Copy each line with the word "Кількість" in it.

◆ **Data shown**
....
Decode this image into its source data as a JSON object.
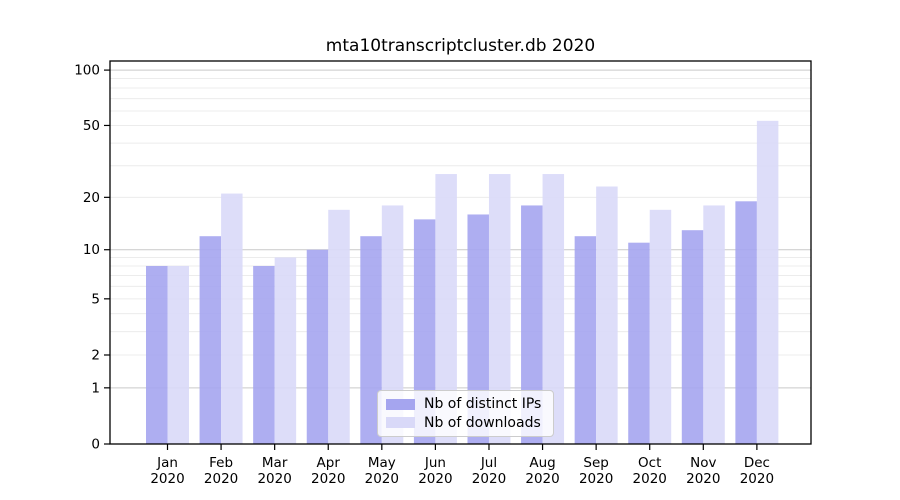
{
  "title": "mta10transcriptcluster.db 2020",
  "chart_data": {
    "type": "bar",
    "title": "mta10transcriptcluster.db 2020",
    "xlabel": "",
    "ylabel": "",
    "categories": [
      "Jan",
      "Feb",
      "Mar",
      "Apr",
      "May",
      "Jun",
      "Jul",
      "Aug",
      "Sep",
      "Oct",
      "Nov",
      "Dec"
    ],
    "category_year": "2020",
    "series": [
      {
        "name": "Nb of distinct IPs",
        "color": "#a5a5ef",
        "values": [
          8,
          12,
          8,
          10,
          12,
          15,
          16,
          18,
          12,
          11,
          13,
          19
        ]
      },
      {
        "name": "Nb of downloads",
        "color": "#d9d9f8",
        "values": [
          8,
          21,
          9,
          17,
          18,
          27,
          27,
          27,
          23,
          17,
          18,
          53
        ]
      }
    ],
    "yscale": "log1p",
    "ylim": [
      0,
      112
    ],
    "y_major_ticks": [
      0,
      1,
      2,
      5,
      10,
      20,
      50,
      100
    ],
    "y_minor_gridline_values": [
      2,
      3,
      4,
      5,
      6,
      7,
      8,
      9,
      20,
      30,
      40,
      50,
      60,
      70,
      80,
      90
    ],
    "y_emphasized_gridline_values": [
      1,
      10,
      100
    ],
    "grid": true,
    "legend_position": "lower center",
    "grid_color_minor": "#ececec",
    "grid_color_major": "#c9c9c9",
    "axis_color": "#000000",
    "tick_label_color": "#000000"
  },
  "legend": {
    "items": [
      {
        "label": "Nb of distinct IPs"
      },
      {
        "label": "Nb of downloads"
      }
    ]
  }
}
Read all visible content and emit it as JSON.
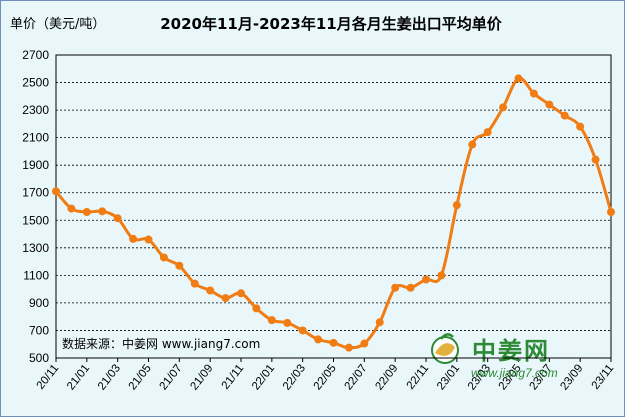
{
  "chart_data": {
    "type": "line",
    "title": "2020年11月-2023年11月各月生姜出口平均单价",
    "ylabel": "单价（美元/吨）",
    "xlabel": "",
    "ylim": [
      500,
      2700
    ],
    "yticks": [
      500,
      700,
      900,
      1100,
      1300,
      1500,
      1700,
      1900,
      2100,
      2300,
      2500,
      2700
    ],
    "grid": true,
    "legend": "none",
    "x": [
      "20/11",
      "20/12",
      "21/01",
      "21/02",
      "21/03",
      "21/04",
      "21/05",
      "21/06",
      "21/07",
      "21/08",
      "21/09",
      "21/10",
      "21/11",
      "21/12",
      "22/01",
      "22/02",
      "22/03",
      "22/04",
      "22/05",
      "22/06",
      "22/07",
      "22/08",
      "22/09",
      "22/10",
      "22/11",
      "22/12",
      "23/01",
      "23/02",
      "23/03",
      "23/04",
      "23/05",
      "23/06",
      "23/07",
      "23/08",
      "23/09",
      "23/10",
      "23/11"
    ],
    "xtick_labels": [
      "20/11",
      "21/01",
      "21/03",
      "21/05",
      "21/07",
      "21/09",
      "21/11",
      "22/01",
      "22/03",
      "22/05",
      "22/07",
      "22/09",
      "22/11",
      "23/01",
      "23/03",
      "23/05",
      "23/07",
      "23/09",
      "23/11"
    ],
    "series": [
      {
        "values": [
          1710,
          1585,
          1560,
          1565,
          1515,
          1365,
          1360,
          1230,
          1170,
          1040,
          990,
          935,
          970,
          860,
          775,
          755,
          700,
          635,
          610,
          575,
          605,
          760,
          1010,
          1010,
          1070,
          1100,
          1610,
          2050,
          2140,
          2320,
          2530,
          2420,
          2340,
          2260,
          2180,
          1940,
          1560
        ],
        "color": "#f07c13"
      }
    ]
  },
  "annotation": "数据来源：中姜网 www.jiang7.com",
  "logo": {
    "brand": "中姜网",
    "mark": "姜",
    "url": "www.jiang7.com"
  }
}
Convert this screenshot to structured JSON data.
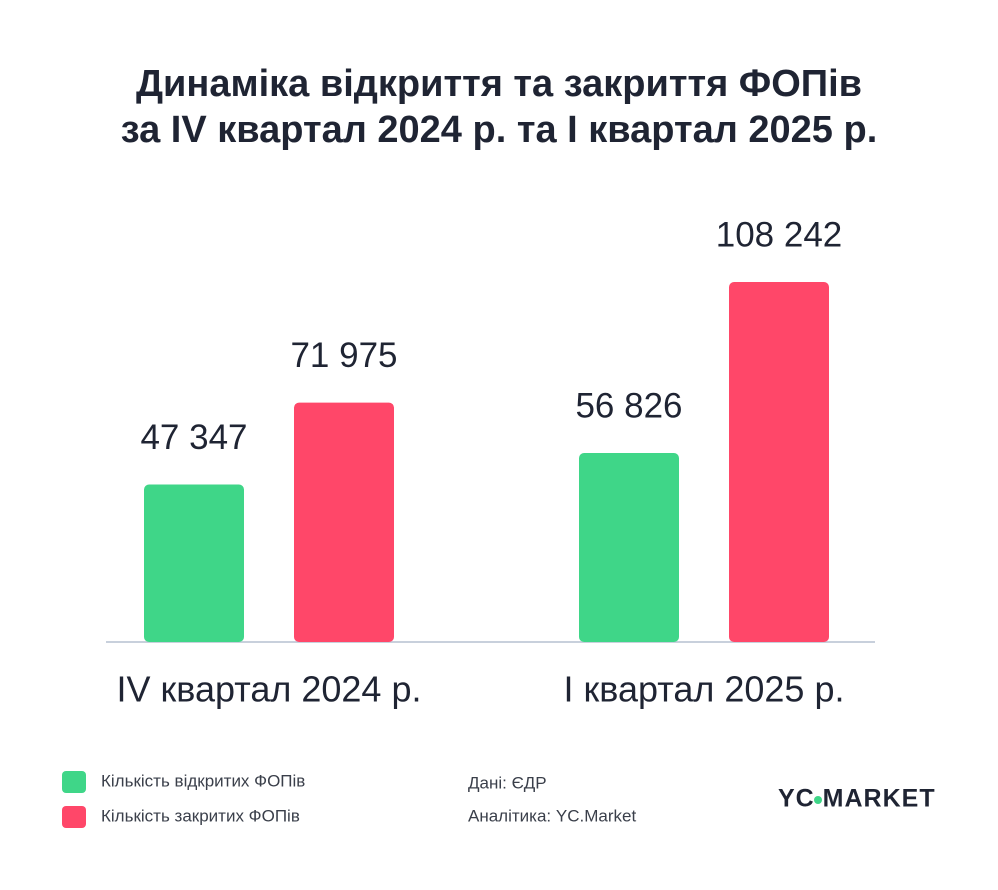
{
  "chart_data": {
    "type": "bar",
    "title": [
      "Динаміка відкриття та закриття ФОПів",
      "за IV квартал 2024 р. та I квартал 2025 р."
    ],
    "categories": [
      "IV квартал 2024 р.",
      "I квартал 2025 р."
    ],
    "series": [
      {
        "name": "Кількість відкритих ФОПів",
        "color": "#3fd688",
        "values": [
          47347,
          56826
        ],
        "value_labels": [
          "47 347",
          "56 826"
        ]
      },
      {
        "name": "Кількість закритих ФОПів",
        "color": "#ff4769",
        "values": [
          71975,
          108242
        ],
        "value_labels": [
          "71 975",
          "108 242"
        ]
      }
    ],
    "sources": [
      "Дані: ЄДР",
      "Аналітика: YC.Market"
    ],
    "logo": "YC MARKET"
  }
}
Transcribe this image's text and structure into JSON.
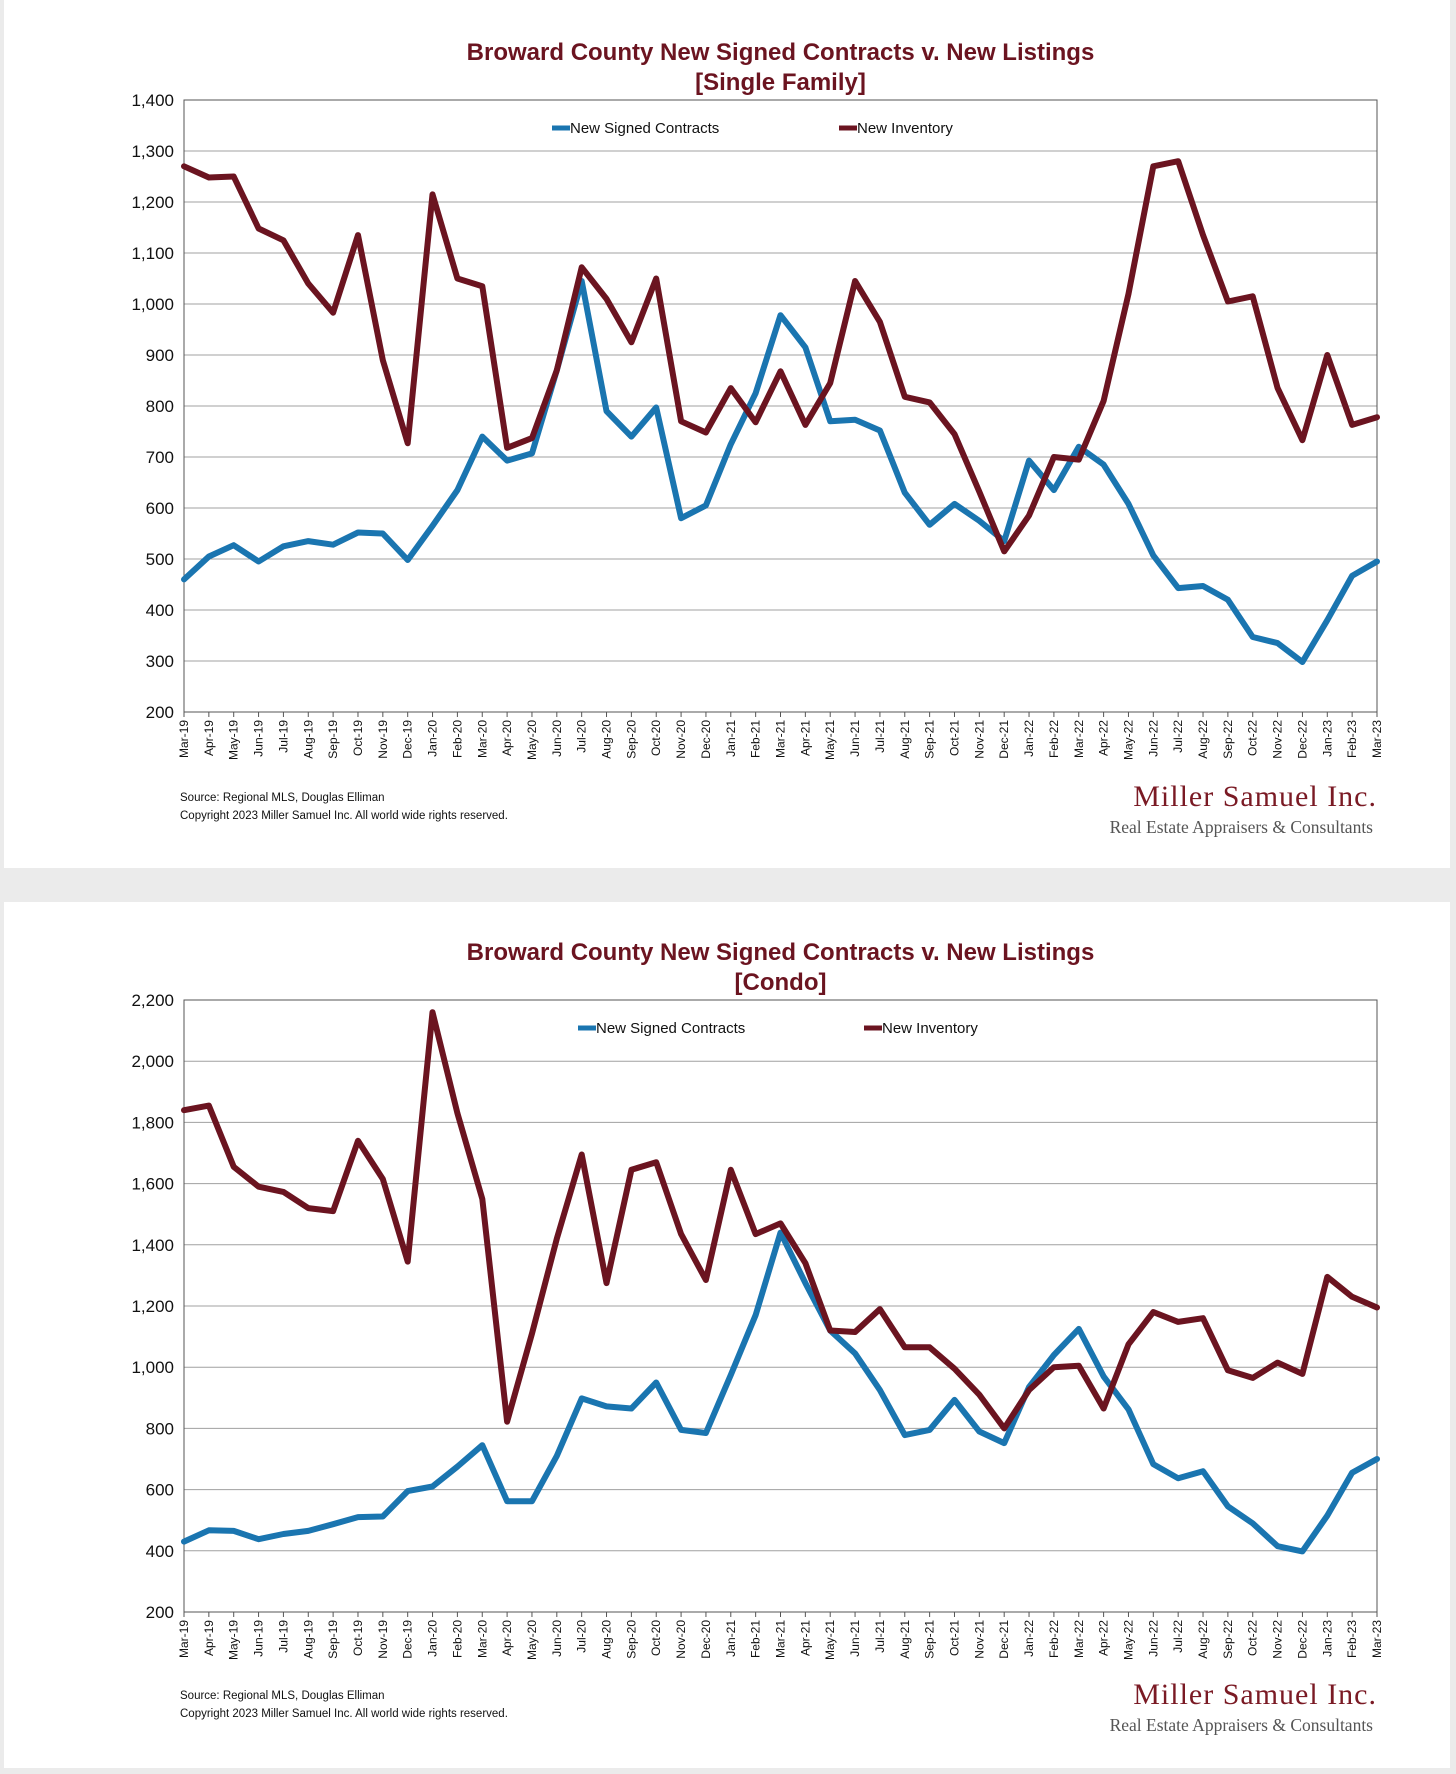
{
  "colors": {
    "contracts": "#1a75b0",
    "inventory": "#6b1420",
    "title": "#6b1420"
  },
  "footer": {
    "source": "Source: Regional MLS, Douglas Elliman",
    "copyright": "Copyright 2023 Miller Samuel Inc.  All world wide rights reserved.",
    "logo_name": "Miller Samuel Inc.",
    "logo_tagline": "Real Estate Appraisers & Consultants"
  },
  "chart_data": [
    {
      "type": "line",
      "title": "Broward County New Signed Contracts v. New Listings",
      "subtitle": "[Single Family]",
      "ylim": [
        200,
        1400
      ],
      "yticks": [
        200,
        300,
        400,
        500,
        600,
        700,
        800,
        900,
        1000,
        1100,
        1200,
        1300,
        1400
      ],
      "ytick_labels": [
        "200",
        "300",
        "400",
        "500",
        "600",
        "700",
        "800",
        "900",
        "1,000",
        "1,100",
        "1,200",
        "1,300",
        "1,400"
      ],
      "grid": true,
      "legend": "top-center",
      "x": [
        "Mar-19",
        "Apr-19",
        "May-19",
        "Jun-19",
        "Jul-19",
        "Aug-19",
        "Sep-19",
        "Oct-19",
        "Nov-19",
        "Dec-19",
        "Jan-20",
        "Feb-20",
        "Mar-20",
        "Apr-20",
        "May-20",
        "Jun-20",
        "Jul-20",
        "Aug-20",
        "Sep-20",
        "Oct-20",
        "Nov-20",
        "Dec-20",
        "Jan-21",
        "Feb-21",
        "Mar-21",
        "Apr-21",
        "May-21",
        "Jun-21",
        "Jul-21",
        "Aug-21",
        "Sep-21",
        "Oct-21",
        "Nov-21",
        "Dec-21",
        "Jan-22",
        "Feb-22",
        "Mar-22",
        "Apr-22",
        "May-22",
        "Jun-22",
        "Jul-22",
        "Aug-22",
        "Sep-22",
        "Oct-22",
        "Nov-22",
        "Dec-22",
        "Jan-23",
        "Feb-23",
        "Mar-23"
      ],
      "series": [
        {
          "name": "New Signed Contracts",
          "values": [
            460,
            505,
            527,
            495,
            525,
            535,
            528,
            552,
            550,
            498,
            565,
            635,
            740,
            693,
            707,
            870,
            1045,
            790,
            740,
            797,
            580,
            605,
            725,
            825,
            978,
            915,
            770,
            773,
            752,
            630,
            567,
            608,
            575,
            535,
            693,
            635,
            720,
            685,
            608,
            507,
            443,
            447,
            420,
            347,
            335,
            298,
            380,
            467,
            495
          ]
        },
        {
          "name": "New Inventory",
          "values": [
            1270,
            1248,
            1250,
            1148,
            1125,
            1040,
            983,
            1135,
            890,
            727,
            1215,
            1050,
            1035,
            718,
            737,
            870,
            1072,
            1010,
            925,
            1050,
            770,
            748,
            835,
            768,
            868,
            763,
            845,
            1045,
            965,
            818,
            807,
            745,
            632,
            515,
            585,
            700,
            695,
            810,
            1020,
            1270,
            1280,
            1135,
            1005,
            1015,
            835,
            733,
            900,
            763,
            778
          ]
        }
      ]
    },
    {
      "type": "line",
      "title": "Broward County New Signed Contracts v. New Listings",
      "subtitle": "[Condo]",
      "ylim": [
        200,
        2200
      ],
      "yticks": [
        200,
        400,
        600,
        800,
        1000,
        1200,
        1400,
        1600,
        1800,
        2000,
        2200
      ],
      "ytick_labels": [
        "200",
        "400",
        "600",
        "800",
        "1,000",
        "1,200",
        "1,400",
        "1,600",
        "1,800",
        "2,000",
        "2,200"
      ],
      "grid": true,
      "legend": "top-center",
      "x": [
        "Mar-19",
        "Apr-19",
        "May-19",
        "Jun-19",
        "Jul-19",
        "Aug-19",
        "Sep-19",
        "Oct-19",
        "Nov-19",
        "Dec-19",
        "Jan-20",
        "Feb-20",
        "Mar-20",
        "Apr-20",
        "May-20",
        "Jun-20",
        "Jul-20",
        "Aug-20",
        "Sep-20",
        "Oct-20",
        "Nov-20",
        "Dec-20",
        "Jan-21",
        "Feb-21",
        "Mar-21",
        "Apr-21",
        "May-21",
        "Jun-21",
        "Jul-21",
        "Aug-21",
        "Sep-21",
        "Oct-21",
        "Nov-21",
        "Dec-21",
        "Jan-22",
        "Feb-22",
        "Mar-22",
        "Apr-22",
        "May-22",
        "Jun-22",
        "Jul-22",
        "Aug-22",
        "Sep-22",
        "Oct-22",
        "Nov-22",
        "Dec-22",
        "Jan-23",
        "Feb-23",
        "Mar-23"
      ],
      "series": [
        {
          "name": "New Signed Contracts",
          "values": [
            430,
            467,
            465,
            438,
            455,
            465,
            487,
            510,
            512,
            595,
            610,
            675,
            745,
            562,
            562,
            710,
            898,
            872,
            865,
            950,
            795,
            785,
            975,
            1170,
            1440,
            1275,
            1120,
            1045,
            925,
            778,
            795,
            893,
            790,
            752,
            935,
            1040,
            1125,
            970,
            862,
            683,
            637,
            660,
            545,
            490,
            415,
            398,
            515,
            655,
            700
          ]
        },
        {
          "name": "New Inventory",
          "values": [
            1840,
            1855,
            1655,
            1590,
            1573,
            1520,
            1510,
            1740,
            1615,
            1345,
            2160,
            1830,
            1550,
            822,
            1110,
            1420,
            1695,
            1275,
            1645,
            1670,
            1435,
            1285,
            1645,
            1435,
            1470,
            1340,
            1120,
            1115,
            1190,
            1065,
            1065,
            995,
            910,
            800,
            925,
            1000,
            1005,
            865,
            1075,
            1180,
            1148,
            1160,
            990,
            965,
            1015,
            978,
            1295,
            1230,
            1195
          ]
        }
      ]
    }
  ]
}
....
◆ **Output**
        "name": "Кількість відкритих ФОПів",
        "name": "Кількість закритих ФОПів",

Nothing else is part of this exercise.